[Dataset excerpts]
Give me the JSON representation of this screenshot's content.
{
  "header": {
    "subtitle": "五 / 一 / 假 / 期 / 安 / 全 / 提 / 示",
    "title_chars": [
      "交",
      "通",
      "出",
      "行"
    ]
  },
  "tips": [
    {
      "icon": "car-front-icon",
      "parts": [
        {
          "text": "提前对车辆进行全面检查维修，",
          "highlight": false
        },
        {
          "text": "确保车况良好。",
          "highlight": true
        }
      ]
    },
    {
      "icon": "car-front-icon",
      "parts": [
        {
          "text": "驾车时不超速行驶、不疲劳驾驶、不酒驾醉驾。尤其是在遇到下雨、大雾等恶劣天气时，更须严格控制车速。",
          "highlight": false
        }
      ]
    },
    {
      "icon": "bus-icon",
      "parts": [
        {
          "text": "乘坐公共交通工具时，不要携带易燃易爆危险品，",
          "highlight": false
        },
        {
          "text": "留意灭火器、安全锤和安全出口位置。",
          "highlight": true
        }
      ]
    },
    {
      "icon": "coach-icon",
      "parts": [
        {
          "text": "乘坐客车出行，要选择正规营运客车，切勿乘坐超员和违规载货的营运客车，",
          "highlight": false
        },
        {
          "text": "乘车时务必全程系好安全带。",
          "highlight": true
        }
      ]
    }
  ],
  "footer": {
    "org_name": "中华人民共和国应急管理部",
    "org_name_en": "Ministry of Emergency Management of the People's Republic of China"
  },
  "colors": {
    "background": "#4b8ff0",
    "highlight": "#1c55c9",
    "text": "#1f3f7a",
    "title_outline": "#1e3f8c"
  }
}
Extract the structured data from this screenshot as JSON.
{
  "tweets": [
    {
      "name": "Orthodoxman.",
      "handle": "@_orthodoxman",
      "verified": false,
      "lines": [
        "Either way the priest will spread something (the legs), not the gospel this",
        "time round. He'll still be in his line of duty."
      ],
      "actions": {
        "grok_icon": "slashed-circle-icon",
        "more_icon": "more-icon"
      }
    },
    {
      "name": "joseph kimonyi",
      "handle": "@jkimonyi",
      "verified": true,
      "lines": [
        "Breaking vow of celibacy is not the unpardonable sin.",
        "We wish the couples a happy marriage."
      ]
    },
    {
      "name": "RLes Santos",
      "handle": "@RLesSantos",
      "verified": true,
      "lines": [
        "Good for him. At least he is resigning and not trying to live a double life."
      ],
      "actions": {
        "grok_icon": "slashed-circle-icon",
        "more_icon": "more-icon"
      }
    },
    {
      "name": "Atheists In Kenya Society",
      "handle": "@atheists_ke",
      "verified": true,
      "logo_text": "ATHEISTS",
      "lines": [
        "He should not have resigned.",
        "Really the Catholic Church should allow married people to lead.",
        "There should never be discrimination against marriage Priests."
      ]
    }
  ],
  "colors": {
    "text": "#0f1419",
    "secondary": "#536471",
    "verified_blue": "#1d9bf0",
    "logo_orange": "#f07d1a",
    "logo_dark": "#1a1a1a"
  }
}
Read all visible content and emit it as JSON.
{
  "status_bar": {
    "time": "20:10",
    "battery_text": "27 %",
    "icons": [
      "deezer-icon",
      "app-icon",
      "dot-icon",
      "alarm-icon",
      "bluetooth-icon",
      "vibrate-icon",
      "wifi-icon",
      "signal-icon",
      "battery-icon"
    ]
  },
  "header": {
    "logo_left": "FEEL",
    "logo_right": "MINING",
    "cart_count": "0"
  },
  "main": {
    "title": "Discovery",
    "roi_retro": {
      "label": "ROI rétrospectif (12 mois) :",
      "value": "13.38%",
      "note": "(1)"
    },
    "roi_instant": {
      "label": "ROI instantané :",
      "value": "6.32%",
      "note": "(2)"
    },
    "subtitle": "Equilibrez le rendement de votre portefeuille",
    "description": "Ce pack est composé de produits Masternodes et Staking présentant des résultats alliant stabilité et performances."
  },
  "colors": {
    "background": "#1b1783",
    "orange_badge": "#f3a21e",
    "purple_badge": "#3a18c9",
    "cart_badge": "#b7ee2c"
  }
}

→ Exercise directions:
Write out the records above again, keeping each one identical to the original.

→ Expected output:
Give me the JSON representation of this screenshot's content.
{
  "header": {
    "subtitle": "五 / 一 / 假 / 期 / 安 / 全 / 提 / 示",
    "title_chars": [
      "交",
      "通",
      "出",
      "行"
    ]
  },
  "tips": [
    {
      "icon": "car-front-icon",
      "parts": [
        {
          "text": "提前对车辆进行全面检查维修，",
          "highlight": false
        },
        {
          "text": "确保车况良好。",
          "highlight": true
        }
      ]
    },
    {
      "icon": "car-front-icon",
      "parts": [
        {
          "text": "驾车时不超速行驶、不疲劳驾驶、不酒驾醉驾。尤其是在遇到下雨、大雾等恶劣天气时，更须严格控制车速。",
          "highlight": false
        }
      ]
    },
    {
      "icon": "bus-icon",
      "parts": [
        {
          "text": "乘坐公共交通工具时，不要携带易燃易爆危险品，",
          "highlight": false
        },
        {
          "text": "留意灭火器、安全锤和安全出口位置。",
          "highlight": true
        }
      ]
    },
    {
      "icon": "coach-icon",
      "parts": [
        {
          "text": "乘坐客车出行，要选择正规营运客车，切勿乘坐超员和违规载货的营运客车，",
          "highlight": false
        },
        {
          "text": "乘车时务必全程系好安全带。",
          "highlight": true
        }
      ]
    }
  ],
  "footer": {
    "org_name": "中华人民共和国应急管理部",
    "org_name_en": "Ministry of Emergency Management of the People's Republic of China"
  },
  "colors": {
    "background": "#4b8ff0",
    "highlight": "#1c55c9",
    "text": "#1f3f7a",
    "title_outline": "#1e3f8c"
  }
}
Extract the structured data from this screenshot as JSON.
{
  "tweets": [
    {
      "name": "Orthodoxman.",
      "handle": "@_orthodoxman",
      "verified": false,
      "lines": [
        "Either way the priest will spread something (the legs), not the gospel this",
        "time round. He'll still be in his line of duty."
      ],
      "actions": {
        "grok_icon": "slashed-circle-icon",
        "more_icon": "more-icon"
      }
    },
    {
      "name": "joseph kimonyi",
      "handle": "@jkimonyi",
      "verified": true,
      "lines": [
        "Breaking vow of celibacy is not the unpardonable sin.",
        "We wish the couples a happy marriage."
      ]
    },
    {
      "name": "RLes Santos",
      "handle": "@RLesSantos",
      "verified": true,
      "lines": [
        "Good for him. At least he is resigning and not trying to live a double life."
      ],
      "actions": {
        "grok_icon": "slashed-circle-icon",
        "more_icon": "more-icon"
      }
    },
    {
      "name": "Atheists In Kenya Society",
      "handle": "@atheists_ke",
      "verified": true,
      "logo_text": "ATHEISTS",
      "lines": [
        "He should not have resigned.",
        "Really the Catholic Church should allow married people to lead.",
        "There should never be discrimination against marriage Priests."
      ]
    }
  ],
  "colors": {
    "text": "#0f1419",
    "secondary": "#536471",
    "verified_blue": "#1d9bf0",
    "logo_orange": "#f07d1a",
    "logo_dark": "#1a1a1a"
  }
}
Read all visible content and emit it as JSON.
{
  "status_bar": {
    "time": "20:10",
    "battery_text": "27 %",
    "icons": [
      "deezer-icon",
      "app-icon",
      "dot-icon",
      "alarm-icon",
      "bluetooth-icon",
      "vibrate-icon",
      "wifi-icon",
      "signal-icon",
      "battery-icon"
    ]
  },
  "header": {
    "logo_left": "FEEL",
    "logo_right": "MINING",
    "cart_count": "0"
  },
  "main": {
    "title": "Discovery",
    "roi_retro": {
      "label": "ROI rétrospectif (12 mois) :",
      "value": "13.38%",
      "note": "(1)"
    },
    "roi_instant": {
      "label": "ROI instantané :",
      "value": "6.32%",
      "note": "(2)"
    },
    "subtitle": "Equilibrez le rendement de votre portefeuille",
    "description": "Ce pack est composé de produits Masternodes et Staking présentant des résultats alliant stabilité et performances."
  },
  "colors": {
    "background": "#1b1783",
    "orange_badge": "#f3a21e",
    "purple_badge": "#3a18c9",
    "cart_badge": "#b7ee2c"
  }
}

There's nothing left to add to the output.